EXERCISE INSTRUCTIONS —
Below is a set of records. Repeat all of them exactly.

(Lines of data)
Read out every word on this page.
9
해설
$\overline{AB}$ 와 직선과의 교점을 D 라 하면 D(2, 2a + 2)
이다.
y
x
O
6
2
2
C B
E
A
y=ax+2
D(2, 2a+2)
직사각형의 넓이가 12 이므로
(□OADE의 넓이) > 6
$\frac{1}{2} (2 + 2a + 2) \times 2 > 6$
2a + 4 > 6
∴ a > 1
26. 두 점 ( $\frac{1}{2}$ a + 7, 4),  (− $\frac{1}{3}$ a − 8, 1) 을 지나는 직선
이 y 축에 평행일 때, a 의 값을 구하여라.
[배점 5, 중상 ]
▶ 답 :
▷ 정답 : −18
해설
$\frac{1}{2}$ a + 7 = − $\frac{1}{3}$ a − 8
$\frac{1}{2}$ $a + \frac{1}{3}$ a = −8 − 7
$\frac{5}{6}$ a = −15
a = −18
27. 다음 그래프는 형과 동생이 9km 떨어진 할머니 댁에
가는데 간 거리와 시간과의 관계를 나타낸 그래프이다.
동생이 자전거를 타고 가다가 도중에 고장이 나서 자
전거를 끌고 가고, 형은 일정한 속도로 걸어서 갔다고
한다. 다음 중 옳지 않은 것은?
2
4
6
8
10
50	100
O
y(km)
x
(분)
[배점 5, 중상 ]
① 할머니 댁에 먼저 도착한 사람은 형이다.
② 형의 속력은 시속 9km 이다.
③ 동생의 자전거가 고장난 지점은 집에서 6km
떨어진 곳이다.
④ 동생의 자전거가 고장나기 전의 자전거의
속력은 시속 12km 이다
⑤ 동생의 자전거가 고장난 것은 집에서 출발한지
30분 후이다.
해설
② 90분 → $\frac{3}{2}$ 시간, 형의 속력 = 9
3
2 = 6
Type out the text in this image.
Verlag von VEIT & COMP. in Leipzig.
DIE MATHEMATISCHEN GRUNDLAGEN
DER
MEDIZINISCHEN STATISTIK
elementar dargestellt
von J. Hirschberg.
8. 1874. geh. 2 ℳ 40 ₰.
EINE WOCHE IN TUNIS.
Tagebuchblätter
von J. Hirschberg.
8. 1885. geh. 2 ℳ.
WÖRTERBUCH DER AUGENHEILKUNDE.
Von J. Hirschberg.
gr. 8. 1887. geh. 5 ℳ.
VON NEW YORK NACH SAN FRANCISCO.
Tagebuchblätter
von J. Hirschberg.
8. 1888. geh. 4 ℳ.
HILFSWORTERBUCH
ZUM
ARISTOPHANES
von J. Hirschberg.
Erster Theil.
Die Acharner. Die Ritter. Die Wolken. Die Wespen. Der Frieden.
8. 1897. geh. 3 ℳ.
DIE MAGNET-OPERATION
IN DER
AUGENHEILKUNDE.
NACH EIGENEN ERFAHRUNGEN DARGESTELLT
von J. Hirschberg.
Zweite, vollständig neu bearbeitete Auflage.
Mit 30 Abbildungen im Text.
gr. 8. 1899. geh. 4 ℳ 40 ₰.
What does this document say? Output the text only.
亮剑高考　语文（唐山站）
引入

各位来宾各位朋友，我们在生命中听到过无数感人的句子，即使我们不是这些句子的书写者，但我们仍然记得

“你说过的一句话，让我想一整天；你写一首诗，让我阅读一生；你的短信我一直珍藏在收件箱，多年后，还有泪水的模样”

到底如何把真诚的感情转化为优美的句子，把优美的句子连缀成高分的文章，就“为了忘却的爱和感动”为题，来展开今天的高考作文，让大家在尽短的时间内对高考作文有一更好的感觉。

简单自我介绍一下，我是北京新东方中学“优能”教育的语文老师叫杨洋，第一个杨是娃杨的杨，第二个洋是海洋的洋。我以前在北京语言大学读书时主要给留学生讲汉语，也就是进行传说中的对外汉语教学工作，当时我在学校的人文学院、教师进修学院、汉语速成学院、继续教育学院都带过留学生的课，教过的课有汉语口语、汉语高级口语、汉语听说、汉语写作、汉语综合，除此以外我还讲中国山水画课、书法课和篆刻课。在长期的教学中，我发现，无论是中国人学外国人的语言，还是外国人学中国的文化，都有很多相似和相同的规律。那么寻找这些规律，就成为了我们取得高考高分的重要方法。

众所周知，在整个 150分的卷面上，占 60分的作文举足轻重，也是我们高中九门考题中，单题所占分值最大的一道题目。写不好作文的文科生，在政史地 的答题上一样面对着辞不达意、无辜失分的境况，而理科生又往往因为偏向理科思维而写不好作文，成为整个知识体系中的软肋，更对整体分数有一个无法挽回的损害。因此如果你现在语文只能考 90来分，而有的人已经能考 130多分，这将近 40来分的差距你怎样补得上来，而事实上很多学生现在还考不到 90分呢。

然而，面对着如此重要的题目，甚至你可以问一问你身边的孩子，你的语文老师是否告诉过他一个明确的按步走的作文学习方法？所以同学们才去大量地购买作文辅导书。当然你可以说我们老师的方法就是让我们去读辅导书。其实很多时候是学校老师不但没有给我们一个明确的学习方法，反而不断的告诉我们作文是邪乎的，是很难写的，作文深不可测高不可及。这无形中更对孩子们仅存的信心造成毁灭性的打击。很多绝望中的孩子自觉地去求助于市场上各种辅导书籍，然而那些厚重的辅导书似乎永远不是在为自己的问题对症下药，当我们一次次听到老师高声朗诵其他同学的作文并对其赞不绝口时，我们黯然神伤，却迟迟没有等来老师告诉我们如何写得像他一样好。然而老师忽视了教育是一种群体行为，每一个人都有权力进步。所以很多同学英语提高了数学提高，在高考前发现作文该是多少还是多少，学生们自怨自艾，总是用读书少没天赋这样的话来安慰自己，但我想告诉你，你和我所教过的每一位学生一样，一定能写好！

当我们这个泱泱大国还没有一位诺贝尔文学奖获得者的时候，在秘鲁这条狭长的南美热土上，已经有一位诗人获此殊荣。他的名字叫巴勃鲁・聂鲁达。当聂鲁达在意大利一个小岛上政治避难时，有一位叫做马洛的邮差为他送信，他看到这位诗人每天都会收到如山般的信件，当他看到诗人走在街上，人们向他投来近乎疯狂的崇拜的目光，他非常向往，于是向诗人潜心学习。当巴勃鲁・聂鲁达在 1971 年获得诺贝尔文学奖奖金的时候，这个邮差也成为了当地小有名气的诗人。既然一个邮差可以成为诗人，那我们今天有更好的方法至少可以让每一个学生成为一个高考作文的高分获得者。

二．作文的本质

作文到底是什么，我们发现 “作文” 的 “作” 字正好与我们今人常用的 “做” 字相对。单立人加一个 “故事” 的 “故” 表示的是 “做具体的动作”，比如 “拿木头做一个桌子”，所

OUTPUT OF THE TASK —
Read out every word on this page.
9
해설
$\overline{AB}$ 와 직선과의 교점을 D 라 하면 D(2, 2a + 2)
이다.
y
x
O
6
2
2
C B
E
A
y=ax+2
D(2, 2a+2)
직사각형의 넓이가 12 이므로
(□OADE의 넓이) > 6
$\frac{1}{2} (2 + 2a + 2) \times 2 > 6$
2a + 4 > 6
∴ a > 1
26. 두 점 ( $\frac{1}{2}$ a + 7, 4),  (− $\frac{1}{3}$ a − 8, 1) 을 지나는 직선
이 y 축에 평행일 때, a 의 값을 구하여라.
[배점 5, 중상 ]
▶ 답 :
▷ 정답 : −18
해설
$\frac{1}{2}$ a + 7 = − $\frac{1}{3}$ a − 8
$\frac{1}{2}$ $a + \frac{1}{3}$ a = −8 − 7
$\frac{5}{6}$ a = −15
a = −18
27. 다음 그래프는 형과 동생이 9km 떨어진 할머니 댁에
가는데 간 거리와 시간과의 관계를 나타낸 그래프이다.
동생이 자전거를 타고 가다가 도중에 고장이 나서 자
전거를 끌고 가고, 형은 일정한 속도로 걸어서 갔다고
한다. 다음 중 옳지 않은 것은?
2
4
6
8
10
50	100
O
y(km)
x
(분)
[배점 5, 중상 ]
① 할머니 댁에 먼저 도착한 사람은 형이다.
② 형의 속력은 시속 9km 이다.
③ 동생의 자전거가 고장난 지점은 집에서 6km
떨어진 곳이다.
④ 동생의 자전거가 고장나기 전의 자전거의
속력은 시속 12km 이다
⑤ 동생의 자전거가 고장난 것은 집에서 출발한지
30분 후이다.
해설
② 90분 → $\frac{3}{2}$ 시간, 형의 속력 = 9
3
2 = 6
Type out the text in this image.
Verlag von VEIT & COMP. in Leipzig.
DIE MATHEMATISCHEN GRUNDLAGEN
DER
MEDIZINISCHEN STATISTIK
elementar dargestellt
von J. Hirschberg.
8. 1874. geh. 2 ℳ 40 ₰.
EINE WOCHE IN TUNIS.
Tagebuchblätter
von J. Hirschberg.
8. 1885. geh. 2 ℳ.
WÖRTERBUCH DER AUGENHEILKUNDE.
Von J. Hirschberg.
gr. 8. 1887. geh. 5 ℳ.
VON NEW YORK NACH SAN FRANCISCO.
Tagebuchblätter
von J. Hirschberg.
8. 1888. geh. 4 ℳ.
HILFSWORTERBUCH
ZUM
ARISTOPHANES
von J. Hirschberg.
Erster Theil.
Die Acharner. Die Ritter. Die Wolken. Die Wespen. Der Frieden.
8. 1897. geh. 3 ℳ.
DIE MAGNET-OPERATION
IN DER
AUGENHEILKUNDE.
NACH EIGENEN ERFAHRUNGEN DARGESTELLT
von J. Hirschberg.
Zweite, vollständig neu bearbeitete Auflage.
Mit 30 Abbildungen im Text.
gr. 8. 1899. geh. 4 ℳ 40 ₰.
What does this document say? Output the text only.
亮剑高考　语文（唐山站）
引入

各位来宾各位朋友，我们在生命中听到过无数感人的句子，即使我们不是这些句子的书写者，但我们仍然记得

“你说过的一句话，让我想一整天；你写一首诗，让我阅读一生；你的短信我一直珍藏在收件箱，多年后，还有泪水的模样”

到底如何把真诚的感情转化为优美的句子，把优美的句子连缀成高分的文章，就“为了忘却的爱和感动”为题，来展开今天的高考作文，让大家在尽短的时间内对高考作文有一更好的感觉。

简单自我介绍一下，我是北京新东方中学“优能”教育的语文老师叫杨洋，第一个杨是娃杨的杨，第二个洋是海洋的洋。我以前在北京语言大学读书时主要给留学生讲汉语，也就是进行传说中的对外汉语教学工作，当时我在学校的人文学院、教师进修学院、汉语速成学院、继续教育学院都带过留学生的课，教过的课有汉语口语、汉语高级口语、汉语听说、汉语写作、汉语综合，除此以外我还讲中国山水画课、书法课和篆刻课。在长期的教学中，我发现，无论是中国人学外国人的语言，还是外国人学中国的文化，都有很多相似和相同的规律。那么寻找这些规律，就成为了我们取得高考高分的重要方法。

众所周知，在整个 150分的卷面上，占 60分的作文举足轻重，也是我们高中九门考题中，单题所占分值最大的一道题目。写不好作文的文科生，在政史地 的答题上一样面对着辞不达意、无辜失分的境况，而理科生又往往因为偏向理科思维而写不好作文，成为整个知识体系中的软肋，更对整体分数有一个无法挽回的损害。因此如果你现在语文只能考 90来分，而有的人已经能考 130多分，这将近 40来分的差距你怎样补得上来，而事实上很多学生现在还考不到 90分呢。

然而，面对着如此重要的题目，甚至你可以问一问你身边的孩子，你的语文老师是否告诉过他一个明确的按步走的作文学习方法？所以同学们才去大量地购买作文辅导书。当然你可以说我们老师的方法就是让我们去读辅导书。其实很多时候是学校老师不但没有给我们一个明确的学习方法，反而不断的告诉我们作文是邪乎的，是很难写的，作文深不可测高不可及。这无形中更对孩子们仅存的信心造成毁灭性的打击。很多绝望中的孩子自觉地去求助于市场上各种辅导书籍，然而那些厚重的辅导书似乎永远不是在为自己的问题对症下药，当我们一次次听到老师高声朗诵其他同学的作文并对其赞不绝口时，我们黯然神伤，却迟迟没有等来老师告诉我们如何写得像他一样好。然而老师忽视了教育是一种群体行为，每一个人都有权力进步。所以很多同学英语提高了数学提高，在高考前发现作文该是多少还是多少，学生们自怨自艾，总是用读书少没天赋这样的话来安慰自己，但我想告诉你，你和我所教过的每一位学生一样，一定能写好！

当我们这个泱泱大国还没有一位诺贝尔文学奖获得者的时候，在秘鲁这条狭长的南美热土上，已经有一位诗人获此殊荣。他的名字叫巴勃鲁・聂鲁达。当聂鲁达在意大利一个小岛上政治避难时，有一位叫做马洛的邮差为他送信，他看到这位诗人每天都会收到如山般的信件，当他看到诗人走在街上，人们向他投来近乎疯狂的崇拜的目光，他非常向往，于是向诗人潜心学习。当巴勃鲁・聂鲁达在 1971 年获得诺贝尔文学奖奖金的时候，这个邮差也成为了当地小有名气的诗人。既然一个邮差可以成为诗人，那我们今天有更好的方法至少可以让每一个学生成为一个高考作文的高分获得者。

二．作文的本质

作文到底是什么，我们发现 “作文” 的 “作” 字正好与我们今人常用的 “做” 字相对。单立人加一个 “故事” 的 “故” 表示的是 “做具体的动作”，比如 “拿木头做一个桌子”，所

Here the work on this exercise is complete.